Set exercise a: In the records running from the line with "List all visible" to the line with "legend-swatch (14, 433, 26, 445)", change "components" to "elements" and reproduce those lines with nothing else altered.

Extract:

▼

Our $600 Power Bill

About four years ago, we purchased our family home in Napier to house our growing family.

Our home is a 1912 villa, renovated and extended from its original two bedrooms to a more spacious three bedrooms around 2005.

All in all, the house is modern, well insulated and should have been pretty energy efficient. However, our first power bill was out-of-this-world expensive.

Let’s find out why it was so expensive and how I solved the problem.

Power Bill Shock

After the first month being in our new home…. WOW.

Our power bill for May was over $600, so a seriously expensive power bill.

By comparison, we had just left a rental in Hastings which had a monthly power bill of less than $200 per month.

I couldn’t understand why, with the same size household and same appliances, our power bill had suddenly tripled.  Something was seriously fishy.

 

So I got investigating.

In Hot Water

The way the house is wired for electricity assisted me in tracking down the source of the issue pretty fast.

The dual meter setup in the house includes an uncontrolled or ‘anytime’ meter and a controlled meter.

▲

Records of where elements are located:
▼

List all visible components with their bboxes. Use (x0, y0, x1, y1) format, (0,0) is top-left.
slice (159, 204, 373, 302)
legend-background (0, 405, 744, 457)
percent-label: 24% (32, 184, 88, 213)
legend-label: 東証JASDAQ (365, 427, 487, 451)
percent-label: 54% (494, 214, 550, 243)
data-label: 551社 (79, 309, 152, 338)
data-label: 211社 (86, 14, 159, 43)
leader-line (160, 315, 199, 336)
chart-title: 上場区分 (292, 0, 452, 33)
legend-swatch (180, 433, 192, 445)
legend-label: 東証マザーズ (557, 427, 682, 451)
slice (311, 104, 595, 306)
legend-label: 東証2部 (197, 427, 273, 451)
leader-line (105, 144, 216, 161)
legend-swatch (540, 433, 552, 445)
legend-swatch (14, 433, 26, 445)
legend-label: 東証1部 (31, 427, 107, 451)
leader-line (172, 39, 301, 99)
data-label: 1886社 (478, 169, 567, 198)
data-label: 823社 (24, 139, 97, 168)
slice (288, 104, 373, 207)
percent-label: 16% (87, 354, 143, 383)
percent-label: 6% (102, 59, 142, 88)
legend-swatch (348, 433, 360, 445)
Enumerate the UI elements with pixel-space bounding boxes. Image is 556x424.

▲
▼

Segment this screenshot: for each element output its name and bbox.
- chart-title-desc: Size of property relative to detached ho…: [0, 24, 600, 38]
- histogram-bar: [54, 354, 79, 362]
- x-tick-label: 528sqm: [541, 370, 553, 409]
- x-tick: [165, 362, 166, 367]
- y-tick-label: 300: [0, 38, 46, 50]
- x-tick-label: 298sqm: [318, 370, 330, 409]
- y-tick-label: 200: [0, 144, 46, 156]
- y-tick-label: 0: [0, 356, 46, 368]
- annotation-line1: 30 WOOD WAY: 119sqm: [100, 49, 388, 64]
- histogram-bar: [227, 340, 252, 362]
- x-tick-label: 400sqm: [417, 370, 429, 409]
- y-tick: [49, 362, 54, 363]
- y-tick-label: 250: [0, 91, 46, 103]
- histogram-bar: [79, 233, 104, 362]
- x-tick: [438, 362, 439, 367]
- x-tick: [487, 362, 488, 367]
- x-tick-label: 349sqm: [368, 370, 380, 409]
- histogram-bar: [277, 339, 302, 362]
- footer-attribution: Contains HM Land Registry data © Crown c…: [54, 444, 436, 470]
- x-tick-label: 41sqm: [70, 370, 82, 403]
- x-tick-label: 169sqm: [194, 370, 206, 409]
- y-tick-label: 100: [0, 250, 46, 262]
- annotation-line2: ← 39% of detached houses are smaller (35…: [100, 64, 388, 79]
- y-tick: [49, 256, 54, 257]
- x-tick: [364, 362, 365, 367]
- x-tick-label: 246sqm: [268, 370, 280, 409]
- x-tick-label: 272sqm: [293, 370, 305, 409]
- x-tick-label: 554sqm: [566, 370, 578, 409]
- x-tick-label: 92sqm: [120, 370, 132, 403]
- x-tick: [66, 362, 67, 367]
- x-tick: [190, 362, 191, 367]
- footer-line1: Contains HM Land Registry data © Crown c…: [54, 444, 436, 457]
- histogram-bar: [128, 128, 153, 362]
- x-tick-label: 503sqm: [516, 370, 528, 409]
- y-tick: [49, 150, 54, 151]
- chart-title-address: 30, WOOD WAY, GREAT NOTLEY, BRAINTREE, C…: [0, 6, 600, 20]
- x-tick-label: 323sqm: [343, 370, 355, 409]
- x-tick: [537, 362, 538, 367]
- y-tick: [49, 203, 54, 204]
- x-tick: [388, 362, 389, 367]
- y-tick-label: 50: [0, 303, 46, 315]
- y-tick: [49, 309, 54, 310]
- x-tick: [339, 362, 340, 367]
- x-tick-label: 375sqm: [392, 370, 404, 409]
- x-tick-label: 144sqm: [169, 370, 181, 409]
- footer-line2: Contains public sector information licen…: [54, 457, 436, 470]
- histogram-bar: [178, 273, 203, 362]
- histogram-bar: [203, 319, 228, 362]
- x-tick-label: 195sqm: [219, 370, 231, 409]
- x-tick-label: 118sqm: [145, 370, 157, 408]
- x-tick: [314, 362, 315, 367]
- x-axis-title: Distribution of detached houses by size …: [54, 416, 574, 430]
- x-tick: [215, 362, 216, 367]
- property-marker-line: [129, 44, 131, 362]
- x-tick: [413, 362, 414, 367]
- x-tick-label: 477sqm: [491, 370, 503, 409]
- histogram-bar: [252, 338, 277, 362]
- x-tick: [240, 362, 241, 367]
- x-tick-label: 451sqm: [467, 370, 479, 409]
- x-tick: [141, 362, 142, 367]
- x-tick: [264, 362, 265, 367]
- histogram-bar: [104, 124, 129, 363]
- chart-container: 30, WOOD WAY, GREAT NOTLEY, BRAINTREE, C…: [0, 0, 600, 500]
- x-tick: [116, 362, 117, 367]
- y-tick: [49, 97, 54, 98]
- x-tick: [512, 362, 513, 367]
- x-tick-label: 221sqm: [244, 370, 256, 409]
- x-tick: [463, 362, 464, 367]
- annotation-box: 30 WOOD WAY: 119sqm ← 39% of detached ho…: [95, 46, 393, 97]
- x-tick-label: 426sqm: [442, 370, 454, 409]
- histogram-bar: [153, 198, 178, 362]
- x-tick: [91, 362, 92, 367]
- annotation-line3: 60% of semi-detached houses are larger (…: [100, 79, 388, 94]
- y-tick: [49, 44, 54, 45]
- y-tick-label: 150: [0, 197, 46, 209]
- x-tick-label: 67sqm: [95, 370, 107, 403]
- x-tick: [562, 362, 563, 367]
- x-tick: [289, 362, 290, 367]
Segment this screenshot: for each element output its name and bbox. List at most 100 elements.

▲

Set exercise b: Carry on the account of the $600 power bill from the point at which it stops.

Result a:
List all visible elements with their bboxes. Use (x0, y0, x1, y1) format, (0,0) is top-left.
slice (159, 204, 373, 302)
legend-background (0, 405, 744, 457)
percent-label: 24% (32, 184, 88, 213)
legend-label: 東証JASDAQ (365, 427, 487, 451)
percent-label: 54% (494, 214, 550, 243)
data-label: 551社 (79, 309, 152, 338)
data-label: 211社 (86, 14, 159, 43)
leader-line (160, 315, 199, 336)
chart-title: 上場区分 (292, 0, 452, 33)
legend-swatch (180, 433, 192, 445)
legend-label: 東証マザーズ (557, 427, 682, 451)
slice (311, 104, 595, 306)
legend-label: 東証2部 (197, 427, 273, 451)
leader-line (105, 144, 216, 161)
legend-swatch (540, 433, 552, 445)
legend-swatch (14, 433, 26, 445)

Result b:
The uncontrolled meter supplies most of the house, the controlled meter supplies only our hot water cylinder.  This allows the local distribution company to remotely switch off the hot water during peak load periods.

Our power bill showed that the controlled meter was using five times as much power as the rest of the house. OUCH.

How much hot water were we using exactly?!

Fault Finding

Our Hastings rental water heating was around $100 a month, so I struggled to understand how this had jumped to $500 per month.

Initially, I guessed that there was a hot water leak which would result in energy literally flowing out of our house.  But after a good amount of crawling around under a dusty house, I was both grumpy and couldn’t find the leak.

Having a chat to a smart electrical inspector the next day, he was certain it was either a leaking pipe or an incorrectly set temper valve.  A what?

Thermostats and Temper Valves

As I had it explained to me, water is heated in your cylinder to a temperature set by your thermostat.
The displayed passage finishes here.